▶ _Goal of the exercise_
Count how many lines contain "JSON" and reply with that number only.

========================

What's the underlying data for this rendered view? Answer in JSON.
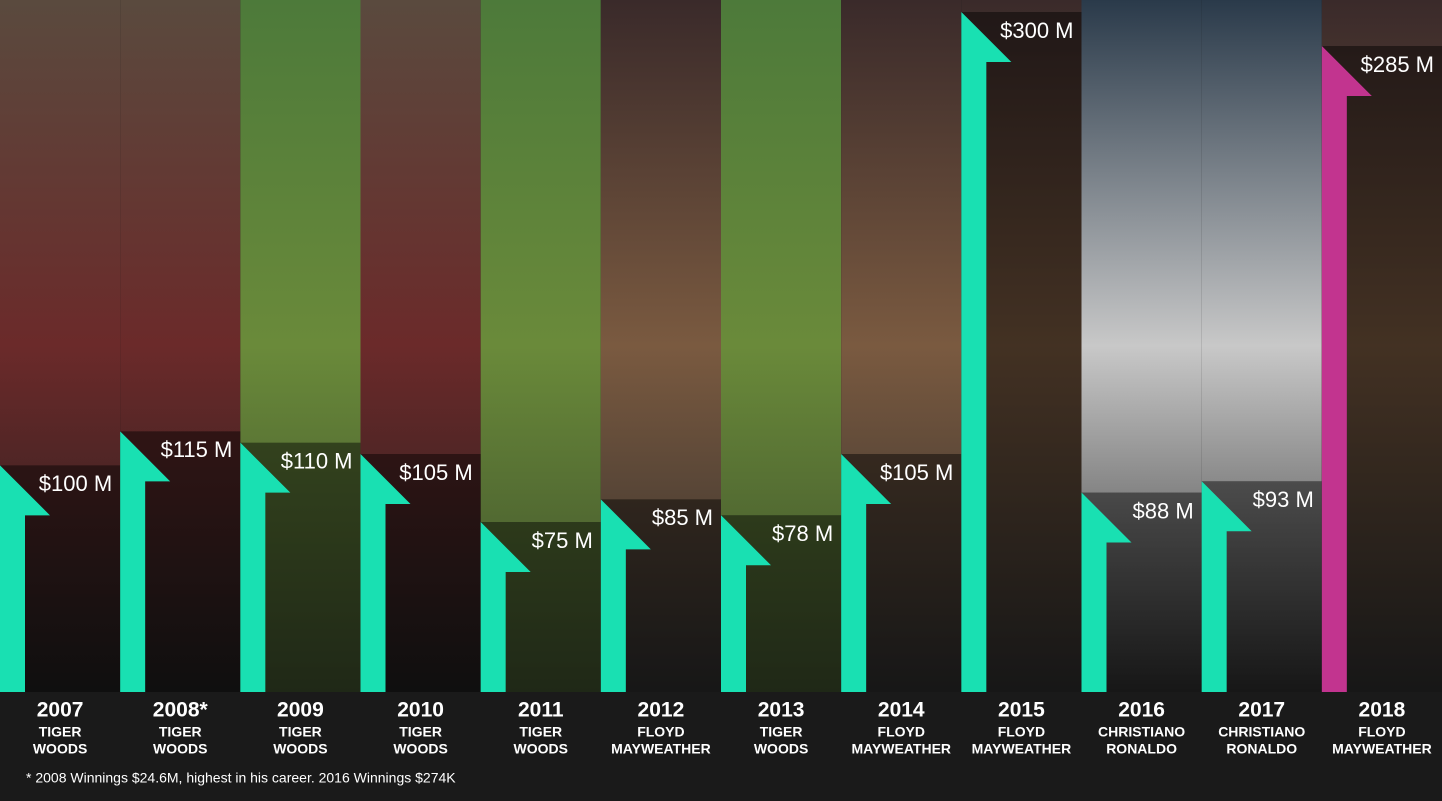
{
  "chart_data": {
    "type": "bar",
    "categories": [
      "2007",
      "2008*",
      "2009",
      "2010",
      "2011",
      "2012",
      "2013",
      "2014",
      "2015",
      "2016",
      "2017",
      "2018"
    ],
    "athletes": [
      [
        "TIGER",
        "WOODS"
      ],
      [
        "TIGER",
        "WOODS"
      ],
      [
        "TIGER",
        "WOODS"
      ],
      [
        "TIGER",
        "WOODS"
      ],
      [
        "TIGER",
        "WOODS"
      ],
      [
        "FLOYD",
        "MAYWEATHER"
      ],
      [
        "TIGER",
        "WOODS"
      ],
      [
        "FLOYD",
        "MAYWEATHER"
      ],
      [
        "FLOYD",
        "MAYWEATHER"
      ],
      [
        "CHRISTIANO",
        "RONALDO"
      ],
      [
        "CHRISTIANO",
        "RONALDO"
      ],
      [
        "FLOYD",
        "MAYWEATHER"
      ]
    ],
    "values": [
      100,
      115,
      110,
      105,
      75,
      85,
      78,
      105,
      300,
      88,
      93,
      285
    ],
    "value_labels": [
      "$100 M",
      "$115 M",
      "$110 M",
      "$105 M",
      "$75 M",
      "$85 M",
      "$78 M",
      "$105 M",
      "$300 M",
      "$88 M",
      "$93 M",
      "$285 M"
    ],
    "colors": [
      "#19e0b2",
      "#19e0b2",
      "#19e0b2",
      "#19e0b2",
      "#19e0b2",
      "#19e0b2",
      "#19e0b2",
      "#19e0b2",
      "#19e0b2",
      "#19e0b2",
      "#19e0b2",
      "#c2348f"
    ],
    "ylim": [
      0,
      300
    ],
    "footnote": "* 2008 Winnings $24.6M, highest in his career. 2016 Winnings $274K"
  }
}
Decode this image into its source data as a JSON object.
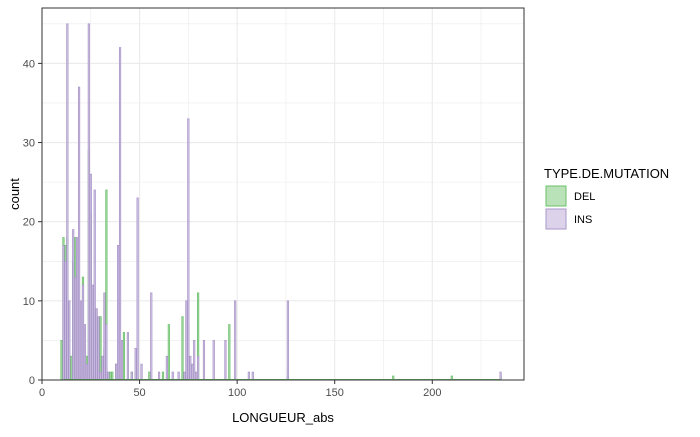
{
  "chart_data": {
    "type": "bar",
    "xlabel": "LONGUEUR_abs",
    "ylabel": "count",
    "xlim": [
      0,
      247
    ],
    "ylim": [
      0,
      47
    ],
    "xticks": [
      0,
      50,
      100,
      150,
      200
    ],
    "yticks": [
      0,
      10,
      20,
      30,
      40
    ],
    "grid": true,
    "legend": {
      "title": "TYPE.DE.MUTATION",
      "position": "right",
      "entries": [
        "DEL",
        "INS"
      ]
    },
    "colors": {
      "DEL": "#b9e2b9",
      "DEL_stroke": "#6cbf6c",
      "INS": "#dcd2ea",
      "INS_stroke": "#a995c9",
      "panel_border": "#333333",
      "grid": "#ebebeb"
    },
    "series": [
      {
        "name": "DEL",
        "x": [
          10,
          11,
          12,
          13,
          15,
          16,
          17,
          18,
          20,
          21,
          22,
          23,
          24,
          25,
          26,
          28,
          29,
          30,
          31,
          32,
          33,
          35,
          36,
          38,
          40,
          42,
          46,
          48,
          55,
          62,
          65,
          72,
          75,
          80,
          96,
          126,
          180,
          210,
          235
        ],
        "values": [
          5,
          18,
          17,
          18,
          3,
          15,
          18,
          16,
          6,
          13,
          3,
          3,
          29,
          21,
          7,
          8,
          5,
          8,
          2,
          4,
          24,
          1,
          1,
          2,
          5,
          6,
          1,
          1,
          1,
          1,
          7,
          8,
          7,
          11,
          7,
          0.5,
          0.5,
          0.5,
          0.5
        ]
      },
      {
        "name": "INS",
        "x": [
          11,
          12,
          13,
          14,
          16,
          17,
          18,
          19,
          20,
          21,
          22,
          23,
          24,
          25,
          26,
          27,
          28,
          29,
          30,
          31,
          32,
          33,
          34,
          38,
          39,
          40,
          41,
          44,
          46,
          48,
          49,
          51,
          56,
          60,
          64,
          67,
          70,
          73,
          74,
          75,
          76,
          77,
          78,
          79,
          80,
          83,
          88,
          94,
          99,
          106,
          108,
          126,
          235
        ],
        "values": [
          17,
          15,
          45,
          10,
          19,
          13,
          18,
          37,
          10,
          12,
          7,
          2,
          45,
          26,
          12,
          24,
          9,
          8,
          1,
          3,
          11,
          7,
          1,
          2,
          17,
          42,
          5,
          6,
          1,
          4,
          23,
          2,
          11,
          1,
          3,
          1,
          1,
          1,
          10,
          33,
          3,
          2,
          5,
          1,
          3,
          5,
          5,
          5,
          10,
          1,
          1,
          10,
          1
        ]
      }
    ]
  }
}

========================

▶ _Complete output_
2